■ What the task requires:
In the listing below, find every line with the string "values" and pull it out.

***** Dataset extract

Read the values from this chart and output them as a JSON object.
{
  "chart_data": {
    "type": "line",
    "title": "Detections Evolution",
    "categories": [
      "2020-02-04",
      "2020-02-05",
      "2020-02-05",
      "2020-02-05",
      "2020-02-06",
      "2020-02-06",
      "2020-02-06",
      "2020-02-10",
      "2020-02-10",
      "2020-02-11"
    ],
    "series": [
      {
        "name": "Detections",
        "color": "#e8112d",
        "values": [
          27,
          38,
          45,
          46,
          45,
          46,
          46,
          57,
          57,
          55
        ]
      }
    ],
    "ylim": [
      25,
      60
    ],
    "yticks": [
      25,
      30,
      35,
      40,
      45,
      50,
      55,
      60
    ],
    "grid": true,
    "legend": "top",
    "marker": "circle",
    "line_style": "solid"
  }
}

**********

■ Exercise answer:
Read the values from this chart and output them as a JSON object.
        "values": [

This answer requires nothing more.